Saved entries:
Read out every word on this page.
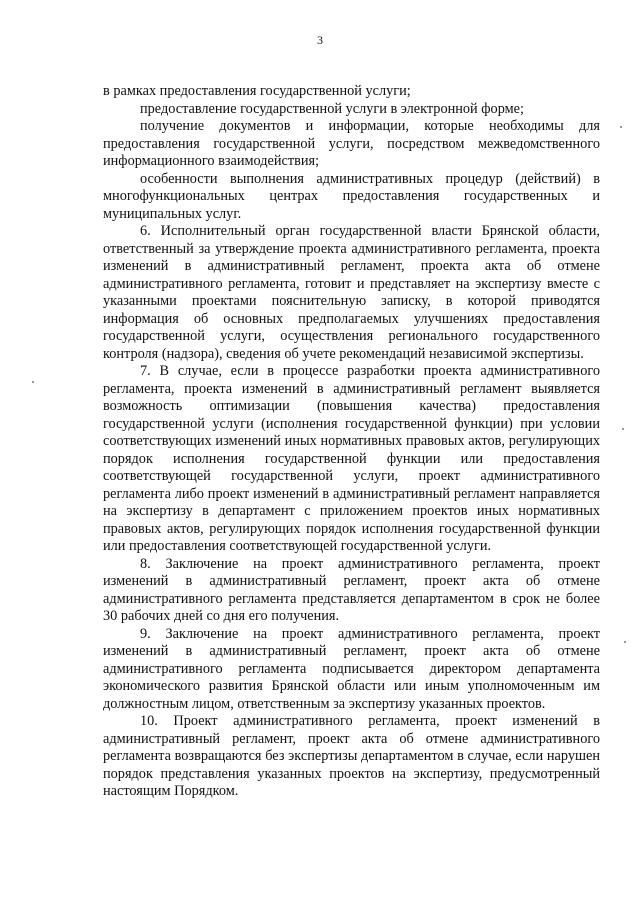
3

в рамках предоставления государственной услуги;

предоставление государственной услуги в электронной форме;

получение документов и информации, которые необходимы для предоставления государственной услуги, посредством межведомственного информационного взаимодействия;

особенности выполнения административных процедур (действий) в многофункциональных центрах предоставления государственных и муниципальных услуг.

6. Исполнительный орган государственной власти Брянской области, ответственный за утверждение проекта административного регламента, проекта изменений в административный регламент, проекта акта об отмене административного регламента, готовит и представляет на экспертизу вместе с указанными проектами пояснительную записку, в которой приводятся информация об основных предполагаемых улучшениях предоставления государственной услуги, осуществления регионального государственного контроля (надзора), сведения об учете рекомендаций независимой экспертизы.

7. В случае, если в процессе разработки проекта административного регламента, проекта изменений в административный регламент выявляется возможность оптимизации (повышения качества) предоставления государственной услуги (исполнения государственной функции) при условии соответствующих изменений иных нормативных правовых актов, регулирующих порядок исполнения государственной функции или предоставления соответствующей государственной услуги, проект административного регламента либо проект изменений в административный регламент направляется на экспертизу в департамент с приложением проектов иных нормативных правовых актов, регулирующих порядок исполнения государственной функции или предоставления соответствующей государственной услуги.

8. Заключение на проект административного регламента, проект изменений в административный регламент, проект акта об отмене административного регламента представляется департаментом в срок не более 30 рабочих дней со дня его получения.

9. Заключение на проект административного регламента, проект изменений в административный регламент, проект акта об отмене административного регламента подписывается директором департамента экономического развития Брянской области или иным уполномоченным им должностным лицом, ответственным за экспертизу указанных проектов.

10. Проект административного регламента, проект изменений в административный регламент, проект акта об отмене административного регламента возвращаются без экспертизы департаментом в случае, если нарушен порядок представления указанных проектов на экспертизу, предусмотренный настоящим Порядком.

Task directions:
From start to finish, output the listing exactly, but omit its pictures.

Exercise result:
Read out every word on this page.
3

в рамках предоставления государственной услуги;

предоставление государственной услуги в электронной форме;

получение документов и информации, которые необходимы для предоставления государственной услуги, посредством межведомственного информационного взаимодействия;

особенности выполнения административных процедур (действий) в многофункциональных центрах предоставления государственных и муниципальных услуг.

6. Исполнительный орган государственной власти Брянской области, ответственный за утверждение проекта административного регламента, проекта изменений в административный регламент, проекта акта об отмене административного регламента, готовит и представляет на экспертизу вместе с указанными проектами пояснительную записку, в которой приводятся информация об основных предполагаемых улучшениях предоставления государственной услуги, осуществления регионального государственного контроля (надзора), сведения об учете рекомендаций независимой экспертизы.

7. В случае, если в процессе разработки проекта административного регламента, проекта изменений в административный регламент выявляется возможность оптимизации (повышения качества) предоставления государственной услуги (исполнения государственной функции) при условии соответствующих изменений иных нормативных правовых актов, регулирующих порядок исполнения государственной функции или предоставления соответствующей государственной услуги, проект административного регламента либо проект изменений в административный регламент направляется на экспертизу в департамент с приложением проектов иных нормативных правовых актов, регулирующих порядок исполнения государственной функции или предоставления соответствующей государственной услуги.

8. Заключение на проект административного регламента, проект изменений в административный регламент, проект акта об отмене административного регламента представляется департаментом в срок не более 30 рабочих дней со дня его получения.

9. Заключение на проект административного регламента, проект изменений в административный регламент, проект акта об отмене административного регламента подписывается директором департамента экономического развития Брянской области или иным уполномоченным им должностным лицом, ответственным за экспертизу указанных проектов.

10. Проект административного регламента, проект изменений в административный регламент, проект акта об отмене административного регламента возвращаются без экспертизы департаментом в случае, если нарушен порядок представления указанных проектов на экспертизу, предусмотренный настоящим Порядком.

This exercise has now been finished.